INSTRUCTIONS TO FOLLOW ▸ Repeat the records word for word, excluding any picture.

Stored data

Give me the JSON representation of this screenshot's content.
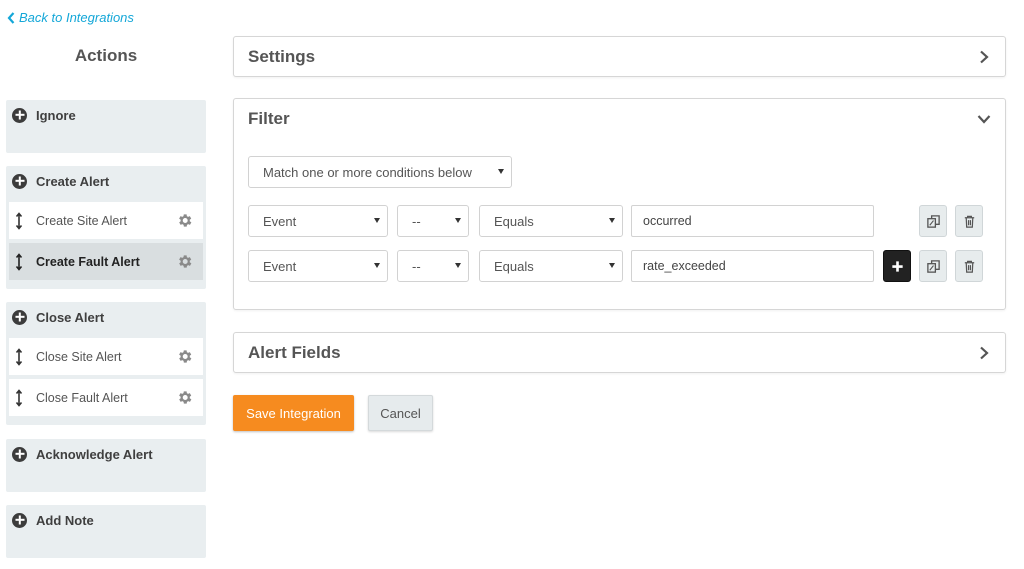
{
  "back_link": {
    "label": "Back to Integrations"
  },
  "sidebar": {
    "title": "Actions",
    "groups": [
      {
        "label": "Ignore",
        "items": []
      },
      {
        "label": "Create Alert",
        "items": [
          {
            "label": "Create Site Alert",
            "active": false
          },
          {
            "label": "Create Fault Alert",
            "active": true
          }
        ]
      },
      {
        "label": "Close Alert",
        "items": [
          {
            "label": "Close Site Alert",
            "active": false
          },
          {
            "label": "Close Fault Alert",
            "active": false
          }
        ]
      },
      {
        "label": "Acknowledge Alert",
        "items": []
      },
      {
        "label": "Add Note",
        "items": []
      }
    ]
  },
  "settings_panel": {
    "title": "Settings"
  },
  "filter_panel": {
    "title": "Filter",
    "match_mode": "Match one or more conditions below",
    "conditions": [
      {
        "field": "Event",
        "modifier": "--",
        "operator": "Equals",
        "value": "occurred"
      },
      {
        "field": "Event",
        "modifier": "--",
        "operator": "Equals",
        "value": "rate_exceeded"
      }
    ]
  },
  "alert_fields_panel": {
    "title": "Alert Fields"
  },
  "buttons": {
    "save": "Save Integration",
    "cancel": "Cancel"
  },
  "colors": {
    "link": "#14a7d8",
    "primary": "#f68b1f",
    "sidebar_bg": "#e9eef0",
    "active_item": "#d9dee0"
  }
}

THE SOLUTION ▸
Give me the JSON representation of this screenshot's content.
{
  "back_link": {
    "label": "Back to Integrations"
  },
  "sidebar": {
    "title": "Actions",
    "groups": [
      {
        "label": "Ignore",
        "items": []
      },
      {
        "label": "Create Alert",
        "items": [
          {
            "label": "Create Site Alert",
            "active": false
          },
          {
            "label": "Create Fault Alert",
            "active": true
          }
        ]
      },
      {
        "label": "Close Alert",
        "items": [
          {
            "label": "Close Site Alert",
            "active": false
          },
          {
            "label": "Close Fault Alert",
            "active": false
          }
        ]
      },
      {
        "label": "Acknowledge Alert",
        "items": []
      },
      {
        "label": "Add Note",
        "items": []
      }
    ]
  },
  "settings_panel": {
    "title": "Settings"
  },
  "filter_panel": {
    "title": "Filter",
    "match_mode": "Match one or more conditions below",
    "conditions": [
      {
        "field": "Event",
        "modifier": "--",
        "operator": "Equals",
        "value": "occurred"
      },
      {
        "field": "Event",
        "modifier": "--",
        "operator": "Equals",
        "value": "rate_exceeded"
      }
    ]
  },
  "alert_fields_panel": {
    "title": "Alert Fields"
  },
  "buttons": {
    "save": "Save Integration",
    "cancel": "Cancel"
  },
  "colors": {
    "link": "#14a7d8",
    "primary": "#f68b1f",
    "sidebar_bg": "#e9eef0",
    "active_item": "#d9dee0"
  }
}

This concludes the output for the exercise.